- Exercise objective
Would you repeat the listing exactly but omit every picture?

%%

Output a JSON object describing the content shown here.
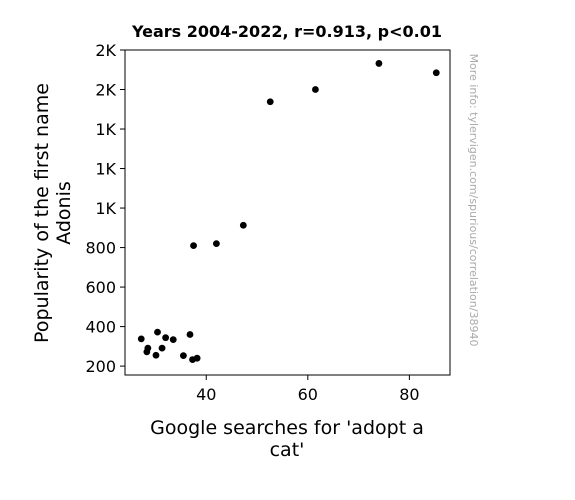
{
  "chart_data": {
    "type": "scatter",
    "title": "Years 2004-2022, r=0.913, p<0.01",
    "xlabel_lines": [
      "Google searches for 'adopt a",
      "cat'"
    ],
    "ylabel_lines": [
      "Popularity of the first name",
      "Adonis"
    ],
    "xlim": [
      24,
      88
    ],
    "ylim": [
      155,
      1800
    ],
    "x_ticks": [
      {
        "value": 40,
        "label": "40"
      },
      {
        "value": 60,
        "label": "60"
      },
      {
        "value": 80,
        "label": "80"
      }
    ],
    "y_ticks": [
      {
        "value": 200,
        "label": "200"
      },
      {
        "value": 400,
        "label": "400"
      },
      {
        "value": 600,
        "label": "600"
      },
      {
        "value": 800,
        "label": "800"
      },
      {
        "value": 1000,
        "label": "1K"
      },
      {
        "value": 1200,
        "label": "1K"
      },
      {
        "value": 1400,
        "label": "1K"
      },
      {
        "value": 1600,
        "label": "2K"
      },
      {
        "value": 1800,
        "label": "2K"
      }
    ],
    "grid": false,
    "point_color": "#000000",
    "points": [
      {
        "x": 27.2,
        "y": 338
      },
      {
        "x": 28.3,
        "y": 272
      },
      {
        "x": 28.5,
        "y": 291
      },
      {
        "x": 30.1,
        "y": 255
      },
      {
        "x": 30.4,
        "y": 372
      },
      {
        "x": 31.3,
        "y": 291
      },
      {
        "x": 32.0,
        "y": 344
      },
      {
        "x": 33.5,
        "y": 334
      },
      {
        "x": 35.5,
        "y": 253
      },
      {
        "x": 36.8,
        "y": 360
      },
      {
        "x": 37.3,
        "y": 233
      },
      {
        "x": 37.5,
        "y": 810
      },
      {
        "x": 38.2,
        "y": 240
      },
      {
        "x": 42.0,
        "y": 820
      },
      {
        "x": 47.3,
        "y": 913
      },
      {
        "x": 52.6,
        "y": 1538
      },
      {
        "x": 61.5,
        "y": 1600
      },
      {
        "x": 74.0,
        "y": 1732
      },
      {
        "x": 85.3,
        "y": 1685
      }
    ]
  },
  "watermark": "More info: tylervigen.com/spurious/correlation/38940"
}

%%

- Response for this exercise
Output a JSON object describing the content shown here.
{
  "chart_data": {
    "type": "scatter",
    "title": "Years 2004-2022, r=0.913, p<0.01",
    "xlabel_lines": [
      "Google searches for 'adopt a",
      "cat'"
    ],
    "ylabel_lines": [
      "Popularity of the first name",
      "Adonis"
    ],
    "xlim": [
      24,
      88
    ],
    "ylim": [
      155,
      1800
    ],
    "x_ticks": [
      {
        "value": 40,
        "label": "40"
      },
      {
        "value": 60,
        "label": "60"
      },
      {
        "value": 80,
        "label": "80"
      }
    ],
    "y_ticks": [
      {
        "value": 200,
        "label": "200"
      },
      {
        "value": 400,
        "label": "400"
      },
      {
        "value": 600,
        "label": "600"
      },
      {
        "value": 800,
        "label": "800"
      },
      {
        "value": 1000,
        "label": "1K"
      },
      {
        "value": 1200,
        "label": "1K"
      },
      {
        "value": 1400,
        "label": "1K"
      },
      {
        "value": 1600,
        "label": "2K"
      },
      {
        "value": 1800,
        "label": "2K"
      }
    ],
    "grid": false,
    "point_color": "#000000",
    "points": [
      {
        "x": 27.2,
        "y": 338
      },
      {
        "x": 28.3,
        "y": 272
      },
      {
        "x": 28.5,
        "y": 291
      },
      {
        "x": 30.1,
        "y": 255
      },
      {
        "x": 30.4,
        "y": 372
      },
      {
        "x": 31.3,
        "y": 291
      },
      {
        "x": 32.0,
        "y": 344
      },
      {
        "x": 33.5,
        "y": 334
      },
      {
        "x": 35.5,
        "y": 253
      },
      {
        "x": 36.8,
        "y": 360
      },
      {
        "x": 37.3,
        "y": 233
      },
      {
        "x": 37.5,
        "y": 810
      },
      {
        "x": 38.2,
        "y": 240
      },
      {
        "x": 42.0,
        "y": 820
      },
      {
        "x": 47.3,
        "y": 913
      },
      {
        "x": 52.6,
        "y": 1538
      },
      {
        "x": 61.5,
        "y": 1600
      },
      {
        "x": 74.0,
        "y": 1732
      },
      {
        "x": 85.3,
        "y": 1685
      }
    ]
  },
  "watermark": "More info: tylervigen.com/spurious/correlation/38940"
}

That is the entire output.